What to work on
Quote the lines between the one holding "tweet-text-line: Russia can" and the one holding "translated-text-line: Россия-данник Китаю", inclusive, reproducing each one character for character.

Records from a data source
********************
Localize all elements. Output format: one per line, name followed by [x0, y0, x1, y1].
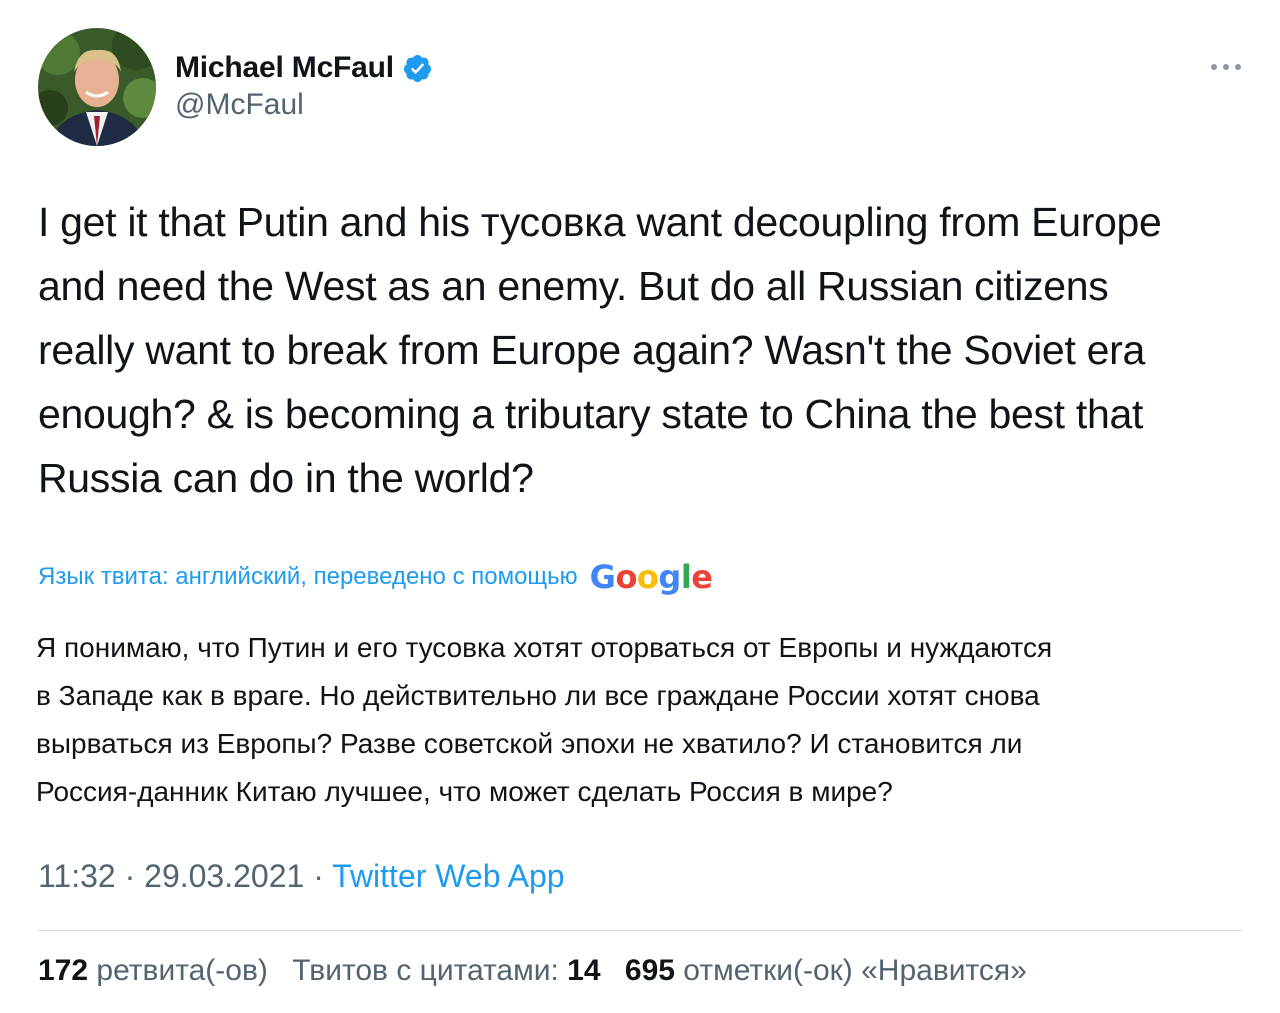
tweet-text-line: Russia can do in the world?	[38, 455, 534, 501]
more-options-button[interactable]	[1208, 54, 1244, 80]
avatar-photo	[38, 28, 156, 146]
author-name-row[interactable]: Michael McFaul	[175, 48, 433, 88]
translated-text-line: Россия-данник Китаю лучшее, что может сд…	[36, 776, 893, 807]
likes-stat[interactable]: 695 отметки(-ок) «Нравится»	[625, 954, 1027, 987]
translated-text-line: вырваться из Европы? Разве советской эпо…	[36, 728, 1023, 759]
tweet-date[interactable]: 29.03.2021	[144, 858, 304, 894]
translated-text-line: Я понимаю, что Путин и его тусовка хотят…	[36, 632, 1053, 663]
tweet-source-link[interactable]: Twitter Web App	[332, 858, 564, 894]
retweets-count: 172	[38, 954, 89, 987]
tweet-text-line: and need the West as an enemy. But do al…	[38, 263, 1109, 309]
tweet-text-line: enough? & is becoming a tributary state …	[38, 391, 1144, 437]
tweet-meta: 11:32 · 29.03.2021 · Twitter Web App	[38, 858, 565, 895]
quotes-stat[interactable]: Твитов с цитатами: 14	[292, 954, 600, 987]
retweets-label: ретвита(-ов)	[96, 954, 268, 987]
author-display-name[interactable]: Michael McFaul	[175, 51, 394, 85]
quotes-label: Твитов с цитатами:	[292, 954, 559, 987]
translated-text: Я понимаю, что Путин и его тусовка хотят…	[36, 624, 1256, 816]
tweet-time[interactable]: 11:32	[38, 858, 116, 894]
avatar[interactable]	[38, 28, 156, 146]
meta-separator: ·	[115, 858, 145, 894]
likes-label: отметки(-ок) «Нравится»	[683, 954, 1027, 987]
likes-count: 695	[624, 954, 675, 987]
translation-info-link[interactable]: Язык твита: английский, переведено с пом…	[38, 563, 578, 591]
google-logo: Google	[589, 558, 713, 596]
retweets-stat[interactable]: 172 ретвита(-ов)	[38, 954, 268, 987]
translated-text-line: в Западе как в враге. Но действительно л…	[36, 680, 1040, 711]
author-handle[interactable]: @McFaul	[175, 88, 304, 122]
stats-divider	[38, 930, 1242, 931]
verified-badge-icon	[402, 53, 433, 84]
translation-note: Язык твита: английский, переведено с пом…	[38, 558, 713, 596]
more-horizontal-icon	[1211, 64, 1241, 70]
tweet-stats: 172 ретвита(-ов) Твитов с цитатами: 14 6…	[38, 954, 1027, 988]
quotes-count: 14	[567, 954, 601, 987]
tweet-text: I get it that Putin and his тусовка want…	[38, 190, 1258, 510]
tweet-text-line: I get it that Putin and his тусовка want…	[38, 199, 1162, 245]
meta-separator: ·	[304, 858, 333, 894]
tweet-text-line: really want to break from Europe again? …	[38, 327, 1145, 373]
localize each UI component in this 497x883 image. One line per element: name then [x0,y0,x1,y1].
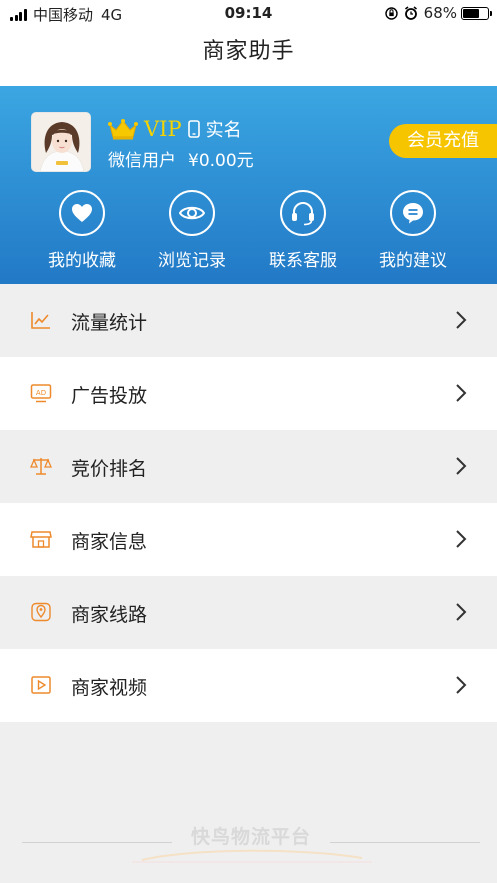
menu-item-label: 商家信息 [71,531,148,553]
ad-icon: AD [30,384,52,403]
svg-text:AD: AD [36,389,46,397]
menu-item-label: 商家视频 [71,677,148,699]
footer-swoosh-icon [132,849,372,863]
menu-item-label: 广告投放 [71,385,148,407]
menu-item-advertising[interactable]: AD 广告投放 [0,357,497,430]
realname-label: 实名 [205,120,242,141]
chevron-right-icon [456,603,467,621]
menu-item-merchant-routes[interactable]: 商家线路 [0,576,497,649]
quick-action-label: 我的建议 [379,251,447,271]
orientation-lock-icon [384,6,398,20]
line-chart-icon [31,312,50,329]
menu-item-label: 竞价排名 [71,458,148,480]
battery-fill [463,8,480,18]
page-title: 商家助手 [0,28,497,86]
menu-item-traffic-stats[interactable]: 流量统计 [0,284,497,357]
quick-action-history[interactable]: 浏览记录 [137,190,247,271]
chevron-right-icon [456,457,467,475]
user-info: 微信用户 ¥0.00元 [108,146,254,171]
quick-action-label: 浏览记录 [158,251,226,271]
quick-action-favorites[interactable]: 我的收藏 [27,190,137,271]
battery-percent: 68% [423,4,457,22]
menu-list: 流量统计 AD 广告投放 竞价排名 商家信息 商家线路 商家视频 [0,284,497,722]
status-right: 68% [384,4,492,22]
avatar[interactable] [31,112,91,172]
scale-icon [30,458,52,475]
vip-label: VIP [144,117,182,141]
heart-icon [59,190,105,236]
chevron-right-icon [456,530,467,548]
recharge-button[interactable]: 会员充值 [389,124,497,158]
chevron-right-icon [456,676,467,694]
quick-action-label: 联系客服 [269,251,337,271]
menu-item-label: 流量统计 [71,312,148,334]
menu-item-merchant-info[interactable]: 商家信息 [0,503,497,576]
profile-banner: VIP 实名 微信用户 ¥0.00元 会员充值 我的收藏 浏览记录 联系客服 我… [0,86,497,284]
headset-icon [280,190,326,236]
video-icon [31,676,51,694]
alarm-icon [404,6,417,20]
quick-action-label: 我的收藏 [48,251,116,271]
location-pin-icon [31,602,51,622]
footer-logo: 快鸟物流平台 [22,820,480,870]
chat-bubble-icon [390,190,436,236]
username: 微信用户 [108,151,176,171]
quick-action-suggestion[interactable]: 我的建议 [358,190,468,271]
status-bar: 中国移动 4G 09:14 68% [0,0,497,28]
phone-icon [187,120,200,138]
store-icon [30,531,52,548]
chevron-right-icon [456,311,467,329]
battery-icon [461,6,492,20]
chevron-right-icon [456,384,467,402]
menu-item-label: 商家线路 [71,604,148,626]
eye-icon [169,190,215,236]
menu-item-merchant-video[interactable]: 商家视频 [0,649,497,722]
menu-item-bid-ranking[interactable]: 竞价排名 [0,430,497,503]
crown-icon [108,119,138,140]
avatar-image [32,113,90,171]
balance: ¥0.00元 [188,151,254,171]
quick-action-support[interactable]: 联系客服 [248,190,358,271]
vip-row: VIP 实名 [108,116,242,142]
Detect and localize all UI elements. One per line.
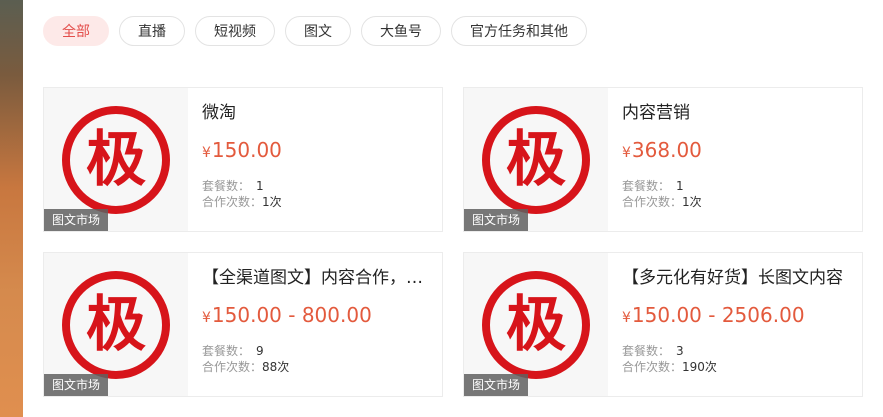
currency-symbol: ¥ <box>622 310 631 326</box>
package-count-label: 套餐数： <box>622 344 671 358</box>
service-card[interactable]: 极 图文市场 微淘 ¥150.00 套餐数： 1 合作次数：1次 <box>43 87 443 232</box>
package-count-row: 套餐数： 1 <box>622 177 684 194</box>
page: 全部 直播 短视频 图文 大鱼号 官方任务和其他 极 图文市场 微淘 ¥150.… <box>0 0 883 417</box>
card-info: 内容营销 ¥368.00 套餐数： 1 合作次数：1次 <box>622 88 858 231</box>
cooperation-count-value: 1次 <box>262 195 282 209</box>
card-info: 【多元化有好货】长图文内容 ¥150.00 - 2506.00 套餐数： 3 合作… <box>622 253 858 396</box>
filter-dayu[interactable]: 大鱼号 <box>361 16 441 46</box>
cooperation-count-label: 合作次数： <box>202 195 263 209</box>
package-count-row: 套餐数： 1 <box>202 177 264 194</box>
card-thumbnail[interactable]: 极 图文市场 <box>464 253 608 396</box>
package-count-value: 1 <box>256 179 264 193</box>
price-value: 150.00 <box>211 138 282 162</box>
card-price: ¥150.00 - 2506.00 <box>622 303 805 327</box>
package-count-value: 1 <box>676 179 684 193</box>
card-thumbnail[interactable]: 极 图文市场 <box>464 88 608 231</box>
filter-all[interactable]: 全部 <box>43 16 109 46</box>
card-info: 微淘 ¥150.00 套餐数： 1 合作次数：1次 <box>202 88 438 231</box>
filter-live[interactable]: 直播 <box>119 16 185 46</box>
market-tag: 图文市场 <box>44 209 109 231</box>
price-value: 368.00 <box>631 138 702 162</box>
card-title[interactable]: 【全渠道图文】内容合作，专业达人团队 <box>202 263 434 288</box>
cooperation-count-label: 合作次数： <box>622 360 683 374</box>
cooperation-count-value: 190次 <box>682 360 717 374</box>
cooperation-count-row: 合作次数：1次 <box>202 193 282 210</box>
********************
Task solution
tweet-text-line: Russia can do in the world?	[38, 455, 534, 501]
more-options-button[interactable]	[1208, 54, 1244, 80]
avatar-photo	[38, 28, 156, 146]
author-name-row[interactable]: Michael McFaul	[175, 48, 433, 88]
translated-text-line: Россия-данник Китаю лучшее, что может сд…	[36, 776, 893, 807]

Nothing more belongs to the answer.